(Extracted data entries)
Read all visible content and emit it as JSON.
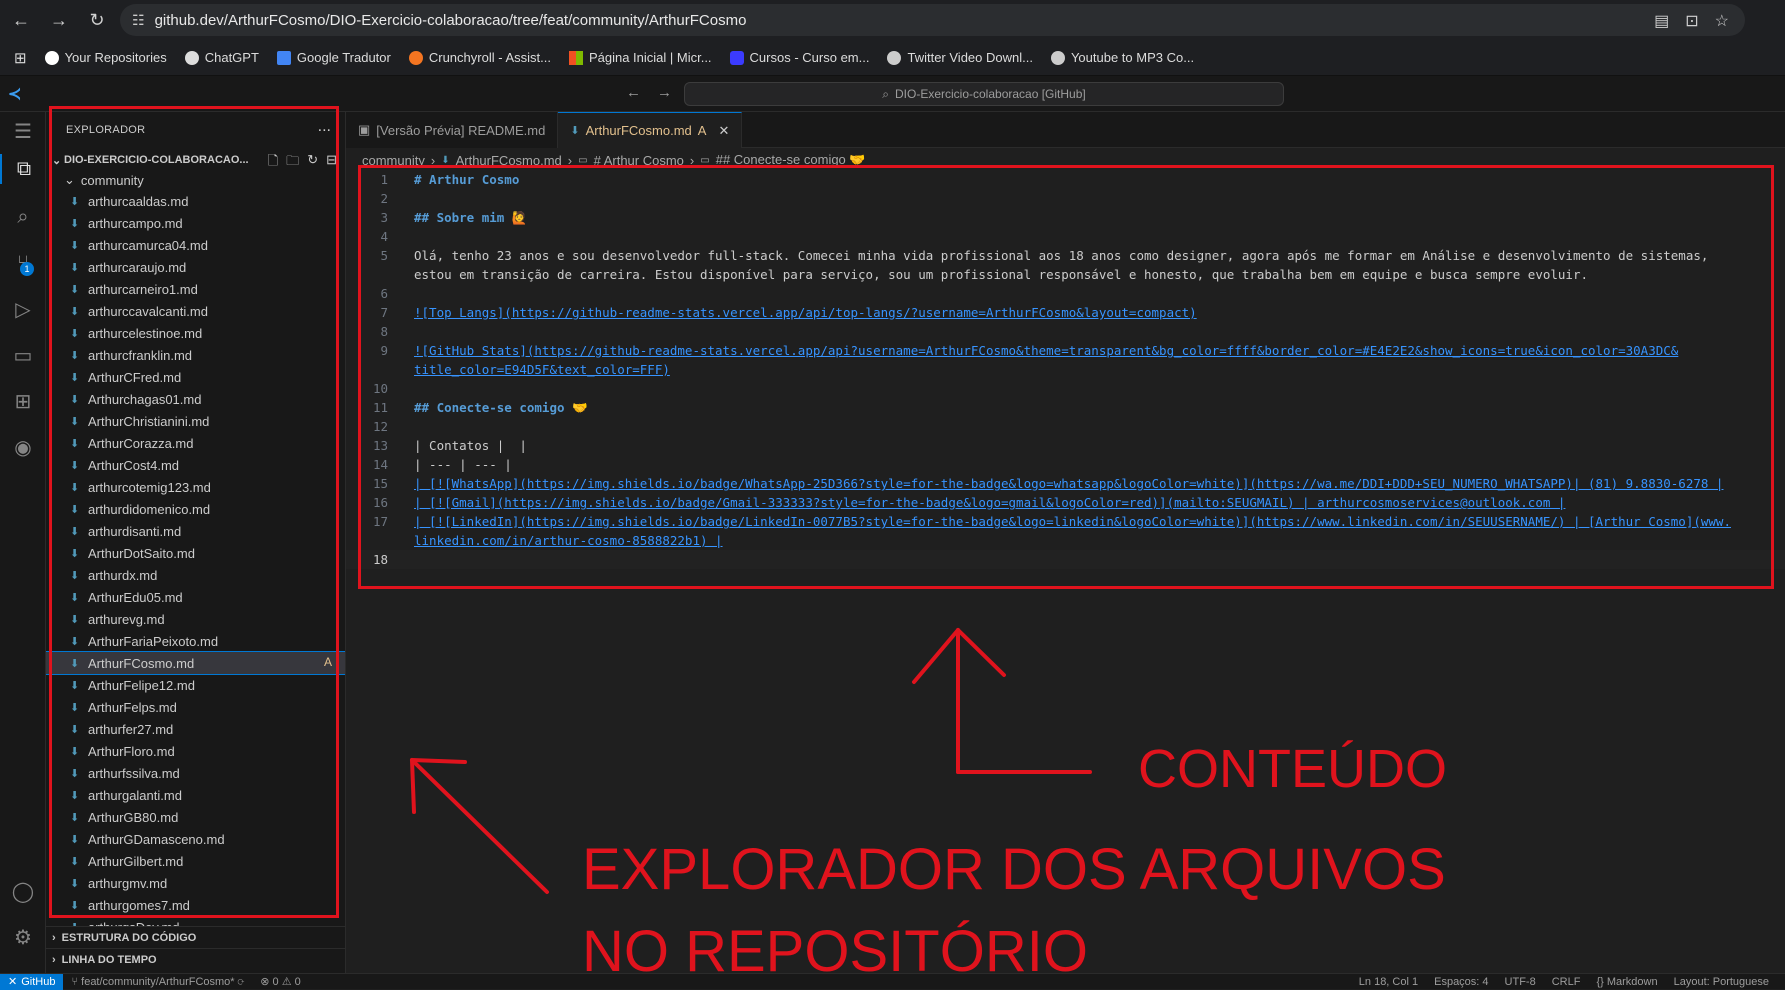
{
  "browser": {
    "url": "github.dev/ArthurFCosmo/DIO-Exercicio-colaboracao/tree/feat/community/ArthurFCosmo",
    "bookmarks": [
      {
        "label": "Your Repositories",
        "icon": "github-icon",
        "color": "#ffffff"
      },
      {
        "label": "ChatGPT",
        "icon": "chatgpt-icon",
        "color": "#dddddd"
      },
      {
        "label": "Google Tradutor",
        "icon": "translate-icon",
        "color": "#4285f4"
      },
      {
        "label": "Crunchyroll - Assist...",
        "icon": "crunchyroll-icon",
        "color": "#f47521"
      },
      {
        "label": "Página Inicial | Micr...",
        "icon": "microsoft-icon",
        "color": "#f25022"
      },
      {
        "label": "Cursos - Curso em...",
        "icon": "course-icon",
        "color": "#3b3bff"
      },
      {
        "label": "Twitter Video Downl...",
        "icon": "download-icon",
        "color": "#cccccc"
      },
      {
        "label": "Youtube to MP3 Co...",
        "icon": "music-icon",
        "color": "#cccccc"
      }
    ]
  },
  "vscode": {
    "command_center": "DIO-Exercicio-colaboracao [GitHub]",
    "activity_badge": "1"
  },
  "sidebar": {
    "title": "EXPLORADOR",
    "more": "...",
    "repo": "DIO-EXERCICIO-COLABORACAO...",
    "folder": "community",
    "files": [
      "arthurcaaldas.md",
      "arthurcampo.md",
      "arthurcamurca04.md",
      "arthurcaraujo.md",
      "arthurcarneiro1.md",
      "arthurccavalcanti.md",
      "arthurcelestinoe.md",
      "arthurcfranklin.md",
      "ArthurCFred.md",
      "Arthurchagas01.md",
      "ArthurChristianini.md",
      "ArthurCorazza.md",
      "ArthurCost4.md",
      "arthurcotemig123.md",
      "arthurdidomenico.md",
      "arthurdisanti.md",
      "ArthurDotSaito.md",
      "arthurdx.md",
      "ArthurEdu05.md",
      "arthurevg.md",
      "ArthurFariaPeixoto.md",
      "ArthurFCosmo.md",
      "ArthurFelipe12.md",
      "ArthurFelps.md",
      "arthurfer27.md",
      "ArthurFloro.md",
      "arthurfssilva.md",
      "arthurgalanti.md",
      "ArthurGB80.md",
      "ArthurGDamasceno.md",
      "ArthurGilbert.md",
      "arthurgmv.md",
      "arthurgomes7.md",
      "arthurgsDev.md"
    ],
    "active_file_status": "A",
    "outline_label": "ESTRUTURA DO CÓDIGO",
    "timeline_label": "LINHA DO TEMPO"
  },
  "editor": {
    "tabs": [
      {
        "label": "[Versão Prévia] README.md",
        "status": ""
      },
      {
        "label": "ArthurFCosmo.md",
        "status": "A"
      }
    ],
    "breadcrumb": [
      "community",
      "ArthurFCosmo.md",
      "# Arthur Cosmo",
      "## Conecte-se comigo 🤝"
    ],
    "lines": [
      {
        "n": "1",
        "text": "# Arthur Cosmo"
      },
      {
        "n": "2",
        "text": ""
      },
      {
        "n": "3",
        "text": "## Sobre mim 🙋"
      },
      {
        "n": "4",
        "text": ""
      },
      {
        "n": "5",
        "text": "Olá, tenho 23 anos e sou desenvolvedor full-stack. Comecei minha vida profissional aos 18 anos como designer, agora após me formar em Análise e desenvolvimento de sistemas,"
      },
      {
        "n": "",
        "text": "estou em transição de carreira. Estou disponível para serviço, sou um profissional responsável e honesto, que trabalha bem em equipe e busca sempre evoluir."
      },
      {
        "n": "6",
        "text": ""
      },
      {
        "n": "7",
        "text": "![Top Langs](https://github-readme-stats.vercel.app/api/top-langs/?username=ArthurFCosmo&layout=compact)"
      },
      {
        "n": "8",
        "text": ""
      },
      {
        "n": "9",
        "text": "![GitHub Stats](https://github-readme-stats.vercel.app/api?username=ArthurFCosmo&theme=transparent&bg_color=ffff&border_color=#E4E2E2&show_icons=true&icon_color=30A3DC&"
      },
      {
        "n": "",
        "text": "title_color=E94D5F&text_color=FFF)"
      },
      {
        "n": "10",
        "text": ""
      },
      {
        "n": "11",
        "text": "## Conecte-se comigo 🤝"
      },
      {
        "n": "12",
        "text": ""
      },
      {
        "n": "13",
        "text": "| Contatos |  |"
      },
      {
        "n": "14",
        "text": "| --- | --- |"
      },
      {
        "n": "15",
        "text": "| [![WhatsApp](https://img.shields.io/badge/WhatsApp-25D366?style=for-the-badge&logo=whatsapp&logoColor=white)](https://wa.me/DDI+DDD+SEU_NUMERO_WHATSAPP)| (81) 9.8830-6278 |"
      },
      {
        "n": "16",
        "text": "| [![Gmail](https://img.shields.io/badge/Gmail-333333?style=for-the-badge&logo=gmail&logoColor=red)](mailto:SEUGMAIL) | arthurcosmoservices@outlook.com |"
      },
      {
        "n": "17",
        "text": "| [![LinkedIn](https://img.shields.io/badge/LinkedIn-0077B5?style=for-the-badge&logo=linkedin&logoColor=white)](https://www.linkedin.com/in/SEUUSERNAME/) | [Arthur Cosmo](www."
      },
      {
        "n": "",
        "text": "linkedin.com/in/arthur-cosmo-8588822b1) |"
      },
      {
        "n": "18",
        "text": ""
      }
    ]
  },
  "annotations": {
    "content_label": "CONTEÚDO",
    "explorer_label_1": "EXPLORADOR DOS ARQUIVOS",
    "explorer_label_2": "NO REPOSITÓRIO",
    "color": "#e0131d"
  },
  "statusbar": {
    "remote": "GitHub",
    "branch": "feat/community/ArthurFCosmo*",
    "problems": "⊗ 0 ⚠ 0",
    "right": [
      "Ln 18, Col 1",
      "Espaços: 4",
      "UTF-8",
      "CRLF",
      "{} Markdown",
      "Layout: Portuguese"
    ]
  }
}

**Stated exercise:** Only the number is wanted: how many lines in the preceding entries hold the string "logoColor"?

**Written solution:** 3